• [Problem to work on] In the case summary below, what did the sole arbitrator fail to disclose?

• [Passage provided]
Start of Block

In Positive Software Solutions, Inc. v. New Century Mortgage Corp., No. 04-11432 (Jan. 11, 2006), the United States Court of Appeals for the Fifth Circuit (in a case which did not involve reinsurance) affirmed the judgment of a District Court vacating an arbitration award due to the failure of the sole arbitrator to disclose that his law firm served as co-counsel in an unrelated case with counsel for one of the parties in 1990 – 1996. The Court found that the failure to disclose the prior relationship created a reasonable impression of possible partiality that warranted vacating the arbitration award. The evidence was undisputed that the party against which the arbitration award had been entered did not know of the relationship until after the entry of the award. On May 5, 2006, the Fifth Circuit granted a petition for rehearing en banc, setting the matter for argument in September 2006.

End of Block

• [Exercise data]
Start of Block

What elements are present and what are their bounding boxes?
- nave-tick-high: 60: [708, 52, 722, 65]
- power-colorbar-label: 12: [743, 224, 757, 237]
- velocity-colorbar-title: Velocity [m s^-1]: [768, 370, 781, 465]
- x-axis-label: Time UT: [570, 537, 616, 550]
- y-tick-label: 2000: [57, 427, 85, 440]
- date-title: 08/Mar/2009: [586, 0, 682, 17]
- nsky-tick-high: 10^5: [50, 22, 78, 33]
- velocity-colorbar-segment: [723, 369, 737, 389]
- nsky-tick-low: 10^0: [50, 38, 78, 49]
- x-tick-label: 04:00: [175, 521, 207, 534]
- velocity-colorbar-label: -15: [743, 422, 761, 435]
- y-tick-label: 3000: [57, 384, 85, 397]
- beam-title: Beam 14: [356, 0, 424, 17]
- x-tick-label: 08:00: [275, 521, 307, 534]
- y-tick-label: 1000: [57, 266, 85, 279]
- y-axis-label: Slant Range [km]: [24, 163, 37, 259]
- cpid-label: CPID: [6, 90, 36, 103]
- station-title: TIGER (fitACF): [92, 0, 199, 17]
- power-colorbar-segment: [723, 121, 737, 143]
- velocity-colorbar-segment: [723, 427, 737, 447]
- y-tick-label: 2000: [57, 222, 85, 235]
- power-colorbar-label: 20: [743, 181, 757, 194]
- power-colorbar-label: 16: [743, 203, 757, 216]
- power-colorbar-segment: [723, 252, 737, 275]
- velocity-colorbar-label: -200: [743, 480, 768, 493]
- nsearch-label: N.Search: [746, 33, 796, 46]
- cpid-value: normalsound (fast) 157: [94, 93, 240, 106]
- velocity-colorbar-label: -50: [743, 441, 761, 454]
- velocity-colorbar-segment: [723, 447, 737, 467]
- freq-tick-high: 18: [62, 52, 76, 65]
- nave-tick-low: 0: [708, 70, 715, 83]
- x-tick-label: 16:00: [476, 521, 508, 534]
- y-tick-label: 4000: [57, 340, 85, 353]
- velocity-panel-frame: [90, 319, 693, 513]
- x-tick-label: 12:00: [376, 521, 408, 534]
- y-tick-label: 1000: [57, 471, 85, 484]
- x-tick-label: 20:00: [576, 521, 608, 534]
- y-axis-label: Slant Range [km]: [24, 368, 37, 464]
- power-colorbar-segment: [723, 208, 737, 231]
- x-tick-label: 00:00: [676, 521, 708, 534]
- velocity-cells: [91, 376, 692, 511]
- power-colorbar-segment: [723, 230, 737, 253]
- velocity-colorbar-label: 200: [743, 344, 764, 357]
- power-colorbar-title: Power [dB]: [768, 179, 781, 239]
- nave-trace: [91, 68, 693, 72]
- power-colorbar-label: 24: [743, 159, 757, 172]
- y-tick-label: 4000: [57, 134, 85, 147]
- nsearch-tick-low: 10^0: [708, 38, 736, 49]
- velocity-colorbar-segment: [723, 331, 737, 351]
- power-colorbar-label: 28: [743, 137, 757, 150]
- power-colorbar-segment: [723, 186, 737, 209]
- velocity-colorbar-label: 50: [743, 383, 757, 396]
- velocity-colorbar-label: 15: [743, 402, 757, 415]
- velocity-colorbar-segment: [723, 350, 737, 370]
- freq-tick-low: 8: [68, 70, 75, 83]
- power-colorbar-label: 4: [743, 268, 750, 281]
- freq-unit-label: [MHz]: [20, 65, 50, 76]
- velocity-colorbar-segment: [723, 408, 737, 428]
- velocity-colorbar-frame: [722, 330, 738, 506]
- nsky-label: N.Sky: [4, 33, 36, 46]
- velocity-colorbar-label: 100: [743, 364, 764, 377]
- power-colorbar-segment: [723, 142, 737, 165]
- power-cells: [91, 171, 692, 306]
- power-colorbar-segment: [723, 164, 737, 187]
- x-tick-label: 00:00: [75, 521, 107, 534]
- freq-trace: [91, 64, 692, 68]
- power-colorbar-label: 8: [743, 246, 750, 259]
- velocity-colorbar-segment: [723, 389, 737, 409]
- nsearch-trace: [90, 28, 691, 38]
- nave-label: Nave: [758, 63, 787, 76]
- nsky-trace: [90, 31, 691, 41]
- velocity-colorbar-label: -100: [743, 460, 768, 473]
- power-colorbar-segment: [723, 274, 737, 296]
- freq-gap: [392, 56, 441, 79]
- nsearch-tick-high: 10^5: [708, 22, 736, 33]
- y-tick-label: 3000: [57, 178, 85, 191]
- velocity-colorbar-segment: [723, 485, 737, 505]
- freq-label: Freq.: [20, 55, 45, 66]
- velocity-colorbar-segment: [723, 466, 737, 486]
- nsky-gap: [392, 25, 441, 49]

End of Block

• [Response] That his law firm served as co-counsel with counsel for one of the parties in an unrelated case in 1990 – 1996.